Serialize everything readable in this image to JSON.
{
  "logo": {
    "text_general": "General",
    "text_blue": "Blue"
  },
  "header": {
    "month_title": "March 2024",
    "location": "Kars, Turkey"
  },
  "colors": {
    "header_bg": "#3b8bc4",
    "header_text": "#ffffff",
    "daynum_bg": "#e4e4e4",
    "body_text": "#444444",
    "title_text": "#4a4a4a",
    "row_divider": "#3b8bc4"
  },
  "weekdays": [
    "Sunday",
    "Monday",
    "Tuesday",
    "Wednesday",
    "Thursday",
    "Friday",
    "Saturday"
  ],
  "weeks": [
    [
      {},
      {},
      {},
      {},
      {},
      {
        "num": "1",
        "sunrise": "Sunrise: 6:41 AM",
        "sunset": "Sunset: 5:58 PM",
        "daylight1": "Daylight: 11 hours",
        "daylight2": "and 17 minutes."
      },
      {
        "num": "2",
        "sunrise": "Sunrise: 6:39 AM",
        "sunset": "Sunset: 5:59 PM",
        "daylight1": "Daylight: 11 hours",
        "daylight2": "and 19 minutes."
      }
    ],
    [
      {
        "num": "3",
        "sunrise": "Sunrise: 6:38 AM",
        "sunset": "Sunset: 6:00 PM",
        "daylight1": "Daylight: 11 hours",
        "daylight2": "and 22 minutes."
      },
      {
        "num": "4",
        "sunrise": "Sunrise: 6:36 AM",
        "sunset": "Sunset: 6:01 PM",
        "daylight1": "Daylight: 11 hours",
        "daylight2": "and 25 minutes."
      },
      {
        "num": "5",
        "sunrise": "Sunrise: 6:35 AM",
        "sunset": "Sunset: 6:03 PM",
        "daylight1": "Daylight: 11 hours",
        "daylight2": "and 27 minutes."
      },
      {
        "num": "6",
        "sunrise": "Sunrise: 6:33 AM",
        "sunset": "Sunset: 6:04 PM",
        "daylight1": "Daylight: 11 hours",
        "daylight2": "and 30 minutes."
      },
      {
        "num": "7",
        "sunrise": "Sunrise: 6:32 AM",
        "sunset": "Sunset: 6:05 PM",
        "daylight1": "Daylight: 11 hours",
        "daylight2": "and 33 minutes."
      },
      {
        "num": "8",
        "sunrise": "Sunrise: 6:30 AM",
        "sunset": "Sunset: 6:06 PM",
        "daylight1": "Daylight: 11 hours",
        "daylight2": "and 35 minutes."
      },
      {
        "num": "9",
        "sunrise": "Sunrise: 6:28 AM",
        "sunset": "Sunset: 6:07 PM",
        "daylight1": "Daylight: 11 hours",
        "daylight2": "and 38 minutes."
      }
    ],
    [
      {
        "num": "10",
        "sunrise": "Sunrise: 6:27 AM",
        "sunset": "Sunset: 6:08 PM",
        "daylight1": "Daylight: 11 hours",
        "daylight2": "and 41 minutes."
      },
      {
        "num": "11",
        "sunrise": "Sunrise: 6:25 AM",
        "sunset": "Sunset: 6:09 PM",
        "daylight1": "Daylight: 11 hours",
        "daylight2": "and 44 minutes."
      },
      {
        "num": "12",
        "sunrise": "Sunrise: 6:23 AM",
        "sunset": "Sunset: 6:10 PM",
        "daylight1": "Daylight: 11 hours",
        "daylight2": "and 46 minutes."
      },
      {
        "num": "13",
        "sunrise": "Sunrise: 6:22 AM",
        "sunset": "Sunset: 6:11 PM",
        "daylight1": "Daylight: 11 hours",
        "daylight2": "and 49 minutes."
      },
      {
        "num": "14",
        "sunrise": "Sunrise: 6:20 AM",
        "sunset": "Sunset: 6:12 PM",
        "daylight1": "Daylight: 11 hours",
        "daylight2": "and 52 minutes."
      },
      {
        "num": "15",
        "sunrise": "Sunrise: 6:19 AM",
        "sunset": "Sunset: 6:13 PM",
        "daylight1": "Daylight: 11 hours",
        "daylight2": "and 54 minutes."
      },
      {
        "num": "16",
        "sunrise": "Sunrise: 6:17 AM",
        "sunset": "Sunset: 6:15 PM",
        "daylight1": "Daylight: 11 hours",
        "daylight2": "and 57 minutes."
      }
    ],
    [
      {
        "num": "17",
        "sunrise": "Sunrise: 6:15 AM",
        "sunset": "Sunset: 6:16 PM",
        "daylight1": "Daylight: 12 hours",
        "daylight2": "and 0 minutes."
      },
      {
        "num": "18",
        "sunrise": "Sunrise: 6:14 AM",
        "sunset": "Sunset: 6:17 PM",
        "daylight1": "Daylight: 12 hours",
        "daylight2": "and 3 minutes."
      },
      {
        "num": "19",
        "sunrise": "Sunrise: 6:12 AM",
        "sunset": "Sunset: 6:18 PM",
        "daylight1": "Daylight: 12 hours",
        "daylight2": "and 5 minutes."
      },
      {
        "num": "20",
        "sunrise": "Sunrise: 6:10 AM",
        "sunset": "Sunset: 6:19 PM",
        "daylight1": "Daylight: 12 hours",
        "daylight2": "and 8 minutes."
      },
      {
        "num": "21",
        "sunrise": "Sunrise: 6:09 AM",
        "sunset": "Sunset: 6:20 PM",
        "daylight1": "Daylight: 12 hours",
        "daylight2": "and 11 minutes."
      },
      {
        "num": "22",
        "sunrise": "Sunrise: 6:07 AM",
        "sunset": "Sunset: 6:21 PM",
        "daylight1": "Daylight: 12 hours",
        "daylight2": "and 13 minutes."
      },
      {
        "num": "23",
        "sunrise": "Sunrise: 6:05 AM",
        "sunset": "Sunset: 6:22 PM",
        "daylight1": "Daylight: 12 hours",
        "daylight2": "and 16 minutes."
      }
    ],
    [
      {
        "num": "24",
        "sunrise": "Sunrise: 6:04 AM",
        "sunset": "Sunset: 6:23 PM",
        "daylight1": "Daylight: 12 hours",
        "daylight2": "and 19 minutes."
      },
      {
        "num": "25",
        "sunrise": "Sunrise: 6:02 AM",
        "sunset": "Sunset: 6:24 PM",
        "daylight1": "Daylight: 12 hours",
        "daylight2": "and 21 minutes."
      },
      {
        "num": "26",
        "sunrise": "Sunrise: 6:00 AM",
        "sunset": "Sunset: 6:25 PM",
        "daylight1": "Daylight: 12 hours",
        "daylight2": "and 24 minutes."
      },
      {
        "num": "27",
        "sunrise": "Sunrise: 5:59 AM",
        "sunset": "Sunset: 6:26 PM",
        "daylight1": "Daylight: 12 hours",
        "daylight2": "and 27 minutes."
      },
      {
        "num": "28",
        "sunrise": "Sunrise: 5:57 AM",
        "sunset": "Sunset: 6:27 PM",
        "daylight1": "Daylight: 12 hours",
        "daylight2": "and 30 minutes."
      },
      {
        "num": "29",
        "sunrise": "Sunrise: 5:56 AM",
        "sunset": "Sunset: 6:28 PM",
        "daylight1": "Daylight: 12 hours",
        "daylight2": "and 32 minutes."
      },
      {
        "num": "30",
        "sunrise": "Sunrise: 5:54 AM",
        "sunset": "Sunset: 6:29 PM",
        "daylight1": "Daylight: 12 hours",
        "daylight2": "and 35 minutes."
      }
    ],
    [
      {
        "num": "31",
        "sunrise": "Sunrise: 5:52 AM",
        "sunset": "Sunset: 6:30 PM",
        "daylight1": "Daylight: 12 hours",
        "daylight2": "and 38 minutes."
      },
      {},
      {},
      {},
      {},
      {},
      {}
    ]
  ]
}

========

• Set task: Each line must be given again exactly as written above.

• Output:
Serialize everything readable in this image to JSON.
{
  "logo": {
    "text_general": "General",
    "text_blue": "Blue"
  },
  "header": {
    "month_title": "March 2024",
    "location": "Kars, Turkey"
  },
  "colors": {
    "header_bg": "#3b8bc4",
    "header_text": "#ffffff",
    "daynum_bg": "#e4e4e4",
    "body_text": "#444444",
    "title_text": "#4a4a4a",
    "row_divider": "#3b8bc4"
  },
  "weekdays": [
    "Sunday",
    "Monday",
    "Tuesday",
    "Wednesday",
    "Thursday",
    "Friday",
    "Saturday"
  ],
  "weeks": [
    [
      {},
      {},
      {},
      {},
      {},
      {
        "num": "1",
        "sunrise": "Sunrise: 6:41 AM",
        "sunset": "Sunset: 5:58 PM",
        "daylight1": "Daylight: 11 hours",
        "daylight2": "and 17 minutes."
      },
      {
        "num": "2",
        "sunrise": "Sunrise: 6:39 AM",
        "sunset": "Sunset: 5:59 PM",
        "daylight1": "Daylight: 11 hours",
        "daylight2": "and 19 minutes."
      }
    ],
    [
      {
        "num": "3",
        "sunrise": "Sunrise: 6:38 AM",
        "sunset": "Sunset: 6:00 PM",
        "daylight1": "Daylight: 11 hours",
        "daylight2": "and 22 minutes."
      },
      {
        "num": "4",
        "sunrise": "Sunrise: 6:36 AM",
        "sunset": "Sunset: 6:01 PM",
        "daylight1": "Daylight: 11 hours",
        "daylight2": "and 25 minutes."
      },
      {
        "num": "5",
        "sunrise": "Sunrise: 6:35 AM",
        "sunset": "Sunset: 6:03 PM",
        "daylight1": "Daylight: 11 hours",
        "daylight2": "and 27 minutes."
      },
      {
        "num": "6",
        "sunrise": "Sunrise: 6:33 AM",
        "sunset": "Sunset: 6:04 PM",
        "daylight1": "Daylight: 11 hours",
        "daylight2": "and 30 minutes."
      },
      {
        "num": "7",
        "sunrise": "Sunrise: 6:32 AM",
        "sunset": "Sunset: 6:05 PM",
        "daylight1": "Daylight: 11 hours",
        "daylight2": "and 33 minutes."
      },
      {
        "num": "8",
        "sunrise": "Sunrise: 6:30 AM",
        "sunset": "Sunset: 6:06 PM",
        "daylight1": "Daylight: 11 hours",
        "daylight2": "and 35 minutes."
      },
      {
        "num": "9",
        "sunrise": "Sunrise: 6:28 AM",
        "sunset": "Sunset: 6:07 PM",
        "daylight1": "Daylight: 11 hours",
        "daylight2": "and 38 minutes."
      }
    ],
    [
      {
        "num": "10",
        "sunrise": "Sunrise: 6:27 AM",
        "sunset": "Sunset: 6:08 PM",
        "daylight1": "Daylight: 11 hours",
        "daylight2": "and 41 minutes."
      },
      {
        "num": "11",
        "sunrise": "Sunrise: 6:25 AM",
        "sunset": "Sunset: 6:09 PM",
        "daylight1": "Daylight: 11 hours",
        "daylight2": "and 44 minutes."
      },
      {
        "num": "12",
        "sunrise": "Sunrise: 6:23 AM",
        "sunset": "Sunset: 6:10 PM",
        "daylight1": "Daylight: 11 hours",
        "daylight2": "and 46 minutes."
      },
      {
        "num": "13",
        "sunrise": "Sunrise: 6:22 AM",
        "sunset": "Sunset: 6:11 PM",
        "daylight1": "Daylight: 11 hours",
        "daylight2": "and 49 minutes."
      },
      {
        "num": "14",
        "sunrise": "Sunrise: 6:20 AM",
        "sunset": "Sunset: 6:12 PM",
        "daylight1": "Daylight: 11 hours",
        "daylight2": "and 52 minutes."
      },
      {
        "num": "15",
        "sunrise": "Sunrise: 6:19 AM",
        "sunset": "Sunset: 6:13 PM",
        "daylight1": "Daylight: 11 hours",
        "daylight2": "and 54 minutes."
      },
      {
        "num": "16",
        "sunrise": "Sunrise: 6:17 AM",
        "sunset": "Sunset: 6:15 PM",
        "daylight1": "Daylight: 11 hours",
        "daylight2": "and 57 minutes."
      }
    ],
    [
      {
        "num": "17",
        "sunrise": "Sunrise: 6:15 AM",
        "sunset": "Sunset: 6:16 PM",
        "daylight1": "Daylight: 12 hours",
        "daylight2": "and 0 minutes."
      },
      {
        "num": "18",
        "sunrise": "Sunrise: 6:14 AM",
        "sunset": "Sunset: 6:17 PM",
        "daylight1": "Daylight: 12 hours",
        "daylight2": "and 3 minutes."
      },
      {
        "num": "19",
        "sunrise": "Sunrise: 6:12 AM",
        "sunset": "Sunset: 6:18 PM",
        "daylight1": "Daylight: 12 hours",
        "daylight2": "and 5 minutes."
      },
      {
        "num": "20",
        "sunrise": "Sunrise: 6:10 AM",
        "sunset": "Sunset: 6:19 PM",
        "daylight1": "Daylight: 12 hours",
        "daylight2": "and 8 minutes."
      },
      {
        "num": "21",
        "sunrise": "Sunrise: 6:09 AM",
        "sunset": "Sunset: 6:20 PM",
        "daylight1": "Daylight: 12 hours",
        "daylight2": "and 11 minutes."
      },
      {
        "num": "22",
        "sunrise": "Sunrise: 6:07 AM",
        "sunset": "Sunset: 6:21 PM",
        "daylight1": "Daylight: 12 hours",
        "daylight2": "and 13 minutes."
      },
      {
        "num": "23",
        "sunrise": "Sunrise: 6:05 AM",
        "sunset": "Sunset: 6:22 PM",
        "daylight1": "Daylight: 12 hours",
        "daylight2": "and 16 minutes."
      }
    ],
    [
      {
        "num": "24",
        "sunrise": "Sunrise: 6:04 AM",
        "sunset": "Sunset: 6:23 PM",
        "daylight1": "Daylight: 12 hours",
        "daylight2": "and 19 minutes."
      },
      {
        "num": "25",
        "sunrise": "Sunrise: 6:02 AM",
        "sunset": "Sunset: 6:24 PM",
        "daylight1": "Daylight: 12 hours",
        "daylight2": "and 21 minutes."
      },
      {
        "num": "26",
        "sunrise": "Sunrise: 6:00 AM",
        "sunset": "Sunset: 6:25 PM",
        "daylight1": "Daylight: 12 hours",
        "daylight2": "and 24 minutes."
      },
      {
        "num": "27",
        "sunrise": "Sunrise: 5:59 AM",
        "sunset": "Sunset: 6:26 PM",
        "daylight1": "Daylight: 12 hours",
        "daylight2": "and 27 minutes."
      },
      {
        "num": "28",
        "sunrise": "Sunrise: 5:57 AM",
        "sunset": "Sunset: 6:27 PM",
        "daylight1": "Daylight: 12 hours",
        "daylight2": "and 30 minutes."
      },
      {
        "num": "29",
        "sunrise": "Sunrise: 5:56 AM",
        "sunset": "Sunset: 6:28 PM",
        "daylight1": "Daylight: 12 hours",
        "daylight2": "and 32 minutes."
      },
      {
        "num": "30",
        "sunrise": "Sunrise: 5:54 AM",
        "sunset": "Sunset: 6:29 PM",
        "daylight1": "Daylight: 12 hours",
        "daylight2": "and 35 minutes."
      }
    ],
    [
      {
        "num": "31",
        "sunrise": "Sunrise: 5:52 AM",
        "sunset": "Sunset: 6:30 PM",
        "daylight1": "Daylight: 12 hours",
        "daylight2": "and 38 minutes."
      },
      {},
      {},
      {},
      {},
      {},
      {}
    ]
  ]
}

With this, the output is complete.